The records below are to be repeated in full, exactly as they are.

* _Information shown_
⟨

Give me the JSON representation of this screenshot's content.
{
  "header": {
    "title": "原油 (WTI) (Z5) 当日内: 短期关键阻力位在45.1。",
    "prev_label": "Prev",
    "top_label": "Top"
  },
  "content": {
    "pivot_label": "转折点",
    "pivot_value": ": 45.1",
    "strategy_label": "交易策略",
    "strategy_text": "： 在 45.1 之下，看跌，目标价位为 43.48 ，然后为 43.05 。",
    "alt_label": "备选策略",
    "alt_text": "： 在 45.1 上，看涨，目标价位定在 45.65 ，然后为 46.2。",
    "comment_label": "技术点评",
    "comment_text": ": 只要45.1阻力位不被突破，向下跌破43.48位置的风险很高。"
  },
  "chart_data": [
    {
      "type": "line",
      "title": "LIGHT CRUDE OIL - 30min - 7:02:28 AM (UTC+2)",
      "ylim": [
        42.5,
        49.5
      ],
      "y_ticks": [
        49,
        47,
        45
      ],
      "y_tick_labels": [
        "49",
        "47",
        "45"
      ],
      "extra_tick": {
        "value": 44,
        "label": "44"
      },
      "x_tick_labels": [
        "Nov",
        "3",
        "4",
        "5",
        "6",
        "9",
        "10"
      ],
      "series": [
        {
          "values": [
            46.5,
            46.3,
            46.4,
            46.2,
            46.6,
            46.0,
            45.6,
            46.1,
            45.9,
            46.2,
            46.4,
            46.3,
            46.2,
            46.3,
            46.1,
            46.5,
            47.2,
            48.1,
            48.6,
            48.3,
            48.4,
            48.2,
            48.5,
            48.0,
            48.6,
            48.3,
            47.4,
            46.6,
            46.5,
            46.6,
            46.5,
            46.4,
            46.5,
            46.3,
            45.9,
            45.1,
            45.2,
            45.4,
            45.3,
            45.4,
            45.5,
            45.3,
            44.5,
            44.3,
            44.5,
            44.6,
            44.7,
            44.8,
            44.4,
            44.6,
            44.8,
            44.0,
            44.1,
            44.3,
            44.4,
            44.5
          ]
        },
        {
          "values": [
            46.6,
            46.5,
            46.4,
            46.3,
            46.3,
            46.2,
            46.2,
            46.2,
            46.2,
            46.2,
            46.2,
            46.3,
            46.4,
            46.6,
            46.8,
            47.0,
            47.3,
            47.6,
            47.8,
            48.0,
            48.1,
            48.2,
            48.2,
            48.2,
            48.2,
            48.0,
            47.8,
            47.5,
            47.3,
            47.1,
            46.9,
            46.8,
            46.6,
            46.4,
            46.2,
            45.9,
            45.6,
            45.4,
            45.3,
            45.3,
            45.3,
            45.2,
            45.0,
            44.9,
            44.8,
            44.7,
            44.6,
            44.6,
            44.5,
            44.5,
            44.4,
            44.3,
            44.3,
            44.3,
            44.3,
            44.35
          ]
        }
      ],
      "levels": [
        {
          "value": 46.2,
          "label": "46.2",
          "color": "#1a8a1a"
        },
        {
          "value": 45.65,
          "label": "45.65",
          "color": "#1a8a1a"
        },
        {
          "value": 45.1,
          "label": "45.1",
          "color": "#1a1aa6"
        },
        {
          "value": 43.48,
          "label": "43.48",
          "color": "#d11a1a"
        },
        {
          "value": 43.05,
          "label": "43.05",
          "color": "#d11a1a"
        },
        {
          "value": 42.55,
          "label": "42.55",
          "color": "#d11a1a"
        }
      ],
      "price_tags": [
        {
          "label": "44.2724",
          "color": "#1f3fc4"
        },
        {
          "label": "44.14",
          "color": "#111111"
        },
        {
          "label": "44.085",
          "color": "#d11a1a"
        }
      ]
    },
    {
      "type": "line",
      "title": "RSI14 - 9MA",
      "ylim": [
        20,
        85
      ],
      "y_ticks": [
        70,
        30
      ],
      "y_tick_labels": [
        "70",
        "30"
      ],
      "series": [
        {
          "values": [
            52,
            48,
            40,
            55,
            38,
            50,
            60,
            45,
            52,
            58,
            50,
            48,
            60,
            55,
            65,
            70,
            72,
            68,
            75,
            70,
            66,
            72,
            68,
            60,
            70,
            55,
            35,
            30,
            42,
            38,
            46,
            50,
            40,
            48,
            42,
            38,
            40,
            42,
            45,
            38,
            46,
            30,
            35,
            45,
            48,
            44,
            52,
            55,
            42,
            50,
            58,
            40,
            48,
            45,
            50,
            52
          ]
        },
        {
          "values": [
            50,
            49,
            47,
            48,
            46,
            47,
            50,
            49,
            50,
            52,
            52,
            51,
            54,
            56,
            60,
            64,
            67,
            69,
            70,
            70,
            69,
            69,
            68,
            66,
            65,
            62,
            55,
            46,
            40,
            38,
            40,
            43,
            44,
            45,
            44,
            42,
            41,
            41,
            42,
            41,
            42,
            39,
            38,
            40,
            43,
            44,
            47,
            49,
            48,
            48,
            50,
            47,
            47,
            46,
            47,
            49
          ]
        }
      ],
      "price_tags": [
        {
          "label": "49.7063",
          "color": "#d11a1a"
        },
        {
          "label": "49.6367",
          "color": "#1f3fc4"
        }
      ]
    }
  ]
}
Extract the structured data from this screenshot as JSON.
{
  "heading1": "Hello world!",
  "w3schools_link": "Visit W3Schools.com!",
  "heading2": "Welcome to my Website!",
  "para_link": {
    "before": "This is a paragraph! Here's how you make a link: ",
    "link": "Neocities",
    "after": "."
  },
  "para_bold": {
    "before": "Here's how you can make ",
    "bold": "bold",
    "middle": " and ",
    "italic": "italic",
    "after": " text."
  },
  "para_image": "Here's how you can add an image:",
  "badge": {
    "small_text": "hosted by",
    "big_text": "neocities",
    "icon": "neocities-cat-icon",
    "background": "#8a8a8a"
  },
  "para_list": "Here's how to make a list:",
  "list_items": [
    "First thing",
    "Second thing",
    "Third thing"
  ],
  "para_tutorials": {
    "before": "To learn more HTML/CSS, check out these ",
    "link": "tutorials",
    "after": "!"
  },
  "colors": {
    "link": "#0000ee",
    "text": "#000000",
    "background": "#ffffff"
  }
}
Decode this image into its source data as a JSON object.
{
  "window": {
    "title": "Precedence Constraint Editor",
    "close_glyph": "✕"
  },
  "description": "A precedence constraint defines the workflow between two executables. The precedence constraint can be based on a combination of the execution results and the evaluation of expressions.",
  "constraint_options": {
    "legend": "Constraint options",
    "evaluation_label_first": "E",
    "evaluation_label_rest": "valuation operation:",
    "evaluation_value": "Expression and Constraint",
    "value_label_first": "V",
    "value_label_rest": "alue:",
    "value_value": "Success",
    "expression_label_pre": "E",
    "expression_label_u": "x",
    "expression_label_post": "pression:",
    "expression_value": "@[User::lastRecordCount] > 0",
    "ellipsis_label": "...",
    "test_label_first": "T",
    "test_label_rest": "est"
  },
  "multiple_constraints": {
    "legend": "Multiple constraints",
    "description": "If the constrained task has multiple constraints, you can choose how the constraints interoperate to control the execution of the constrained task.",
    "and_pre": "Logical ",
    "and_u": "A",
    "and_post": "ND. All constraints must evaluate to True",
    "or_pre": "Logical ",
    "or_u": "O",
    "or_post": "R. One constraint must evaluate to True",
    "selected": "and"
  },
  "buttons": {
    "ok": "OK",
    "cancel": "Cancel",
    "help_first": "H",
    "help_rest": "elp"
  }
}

⟩

* _Reply_
Give me the JSON representation of this screenshot's content.
{
  "header": {
    "title": "原油 (WTI) (Z5) 当日内: 短期关键阻力位在45.1。",
    "prev_label": "Prev",
    "top_label": "Top"
  },
  "content": {
    "pivot_label": "转折点",
    "pivot_value": ": 45.1",
    "strategy_label": "交易策略",
    "strategy_text": "： 在 45.1 之下，看跌，目标价位为 43.48 ，然后为 43.05 。",
    "alt_label": "备选策略",
    "alt_text": "： 在 45.1 上，看涨，目标价位定在 45.65 ，然后为 46.2。",
    "comment_label": "技术点评",
    "comment_text": ": 只要45.1阻力位不被突破，向下跌破43.48位置的风险很高。"
  },
  "chart_data": [
    {
      "type": "line",
      "title": "LIGHT CRUDE OIL - 30min - 7:02:28 AM (UTC+2)",
      "ylim": [
        42.5,
        49.5
      ],
      "y_ticks": [
        49,
        47,
        45
      ],
      "y_tick_labels": [
        "49",
        "47",
        "45"
      ],
      "extra_tick": {
        "value": 44,
        "label": "44"
      },
      "x_tick_labels": [
        "Nov",
        "3",
        "4",
        "5",
        "6",
        "9",
        "10"
      ],
      "series": [
        {
          "values": [
            46.5,
            46.3,
            46.4,
            46.2,
            46.6,
            46.0,
            45.6,
            46.1,
            45.9,
            46.2,
            46.4,
            46.3,
            46.2,
            46.3,
            46.1,
            46.5,
            47.2,
            48.1,
            48.6,
            48.3,
            48.4,
            48.2,
            48.5,
            48.0,
            48.6,
            48.3,
            47.4,
            46.6,
            46.5,
            46.6,
            46.5,
            46.4,
            46.5,
            46.3,
            45.9,
            45.1,
            45.2,
            45.4,
            45.3,
            45.4,
            45.5,
            45.3,
            44.5,
            44.3,
            44.5,
            44.6,
            44.7,
            44.8,
            44.4,
            44.6,
            44.8,
            44.0,
            44.1,
            44.3,
            44.4,
            44.5
          ]
        },
        {
          "values": [
            46.6,
            46.5,
            46.4,
            46.3,
            46.3,
            46.2,
            46.2,
            46.2,
            46.2,
            46.2,
            46.2,
            46.3,
            46.4,
            46.6,
            46.8,
            47.0,
            47.3,
            47.6,
            47.8,
            48.0,
            48.1,
            48.2,
            48.2,
            48.2,
            48.2,
            48.0,
            47.8,
            47.5,
            47.3,
            47.1,
            46.9,
            46.8,
            46.6,
            46.4,
            46.2,
            45.9,
            45.6,
            45.4,
            45.3,
            45.3,
            45.3,
            45.2,
            45.0,
            44.9,
            44.8,
            44.7,
            44.6,
            44.6,
            44.5,
            44.5,
            44.4,
            44.3,
            44.3,
            44.3,
            44.3,
            44.35
          ]
        }
      ],
      "levels": [
        {
          "value": 46.2,
          "label": "46.2",
          "color": "#1a8a1a"
        },
        {
          "value": 45.65,
          "label": "45.65",
          "color": "#1a8a1a"
        },
        {
          "value": 45.1,
          "label": "45.1",
          "color": "#1a1aa6"
        },
        {
          "value": 43.48,
          "label": "43.48",
          "color": "#d11a1a"
        },
        {
          "value": 43.05,
          "label": "43.05",
          "color": "#d11a1a"
        },
        {
          "value": 42.55,
          "label": "42.55",
          "color": "#d11a1a"
        }
      ],
      "price_tags": [
        {
          "label": "44.2724",
          "color": "#1f3fc4"
        },
        {
          "label": "44.14",
          "color": "#111111"
        },
        {
          "label": "44.085",
          "color": "#d11a1a"
        }
      ]
    },
    {
      "type": "line",
      "title": "RSI14 - 9MA",
      "ylim": [
        20,
        85
      ],
      "y_ticks": [
        70,
        30
      ],
      "y_tick_labels": [
        "70",
        "30"
      ],
      "series": [
        {
          "values": [
            52,
            48,
            40,
            55,
            38,
            50,
            60,
            45,
            52,
            58,
            50,
            48,
            60,
            55,
            65,
            70,
            72,
            68,
            75,
            70,
            66,
            72,
            68,
            60,
            70,
            55,
            35,
            30,
            42,
            38,
            46,
            50,
            40,
            48,
            42,
            38,
            40,
            42,
            45,
            38,
            46,
            30,
            35,
            45,
            48,
            44,
            52,
            55,
            42,
            50,
            58,
            40,
            48,
            45,
            50,
            52
          ]
        },
        {
          "values": [
            50,
            49,
            47,
            48,
            46,
            47,
            50,
            49,
            50,
            52,
            52,
            51,
            54,
            56,
            60,
            64,
            67,
            69,
            70,
            70,
            69,
            69,
            68,
            66,
            65,
            62,
            55,
            46,
            40,
            38,
            40,
            43,
            44,
            45,
            44,
            42,
            41,
            41,
            42,
            41,
            42,
            39,
            38,
            40,
            43,
            44,
            47,
            49,
            48,
            48,
            50,
            47,
            47,
            46,
            47,
            49
          ]
        }
      ],
      "price_tags": [
        {
          "label": "49.7063",
          "color": "#d11a1a"
        },
        {
          "label": "49.6367",
          "color": "#1f3fc4"
        }
      ]
    }
  ]
}
Extract the structured data from this screenshot as JSON.
{
  "heading1": "Hello world!",
  "w3schools_link": "Visit W3Schools.com!",
  "heading2": "Welcome to my Website!",
  "para_link": {
    "before": "This is a paragraph! Here's how you make a link: ",
    "link": "Neocities",
    "after": "."
  },
  "para_bold": {
    "before": "Here's how you can make ",
    "bold": "bold",
    "middle": " and ",
    "italic": "italic",
    "after": " text."
  },
  "para_image": "Here's how you can add an image:",
  "badge": {
    "small_text": "hosted by",
    "big_text": "neocities",
    "icon": "neocities-cat-icon",
    "background": "#8a8a8a"
  },
  "para_list": "Here's how to make a list:",
  "list_items": [
    "First thing",
    "Second thing",
    "Third thing"
  ],
  "para_tutorials": {
    "before": "To learn more HTML/CSS, check out these ",
    "link": "tutorials",
    "after": "!"
  },
  "colors": {
    "link": "#0000ee",
    "text": "#000000",
    "background": "#ffffff"
  }
}
Decode this image into its source data as a JSON object.
{
  "window": {
    "title": "Precedence Constraint Editor",
    "close_glyph": "✕"
  },
  "description": "A precedence constraint defines the workflow between two executables. The precedence constraint can be based on a combination of the execution results and the evaluation of expressions.",
  "constraint_options": {
    "legend": "Constraint options",
    "evaluation_label_first": "E",
    "evaluation_label_rest": "valuation operation:",
    "evaluation_value": "Expression and Constraint",
    "value_label_first": "V",
    "value_label_rest": "alue:",
    "value_value": "Success",
    "expression_label_pre": "E",
    "expression_label_u": "x",
    "expression_label_post": "pression:",
    "expression_value": "@[User::lastRecordCount] > 0",
    "ellipsis_label": "...",
    "test_label_first": "T",
    "test_label_rest": "est"
  },
  "multiple_constraints": {
    "legend": "Multiple constraints",
    "description": "If the constrained task has multiple constraints, you can choose how the constraints interoperate to control the execution of the constrained task.",
    "and_pre": "Logical ",
    "and_u": "A",
    "and_post": "ND. All constraints must evaluate to True",
    "or_pre": "Logical ",
    "or_u": "O",
    "or_post": "R. One constraint must evaluate to True",
    "selected": "and"
  },
  "buttons": {
    "ok": "OK",
    "cancel": "Cancel",
    "help_first": "H",
    "help_rest": "elp"
  }
}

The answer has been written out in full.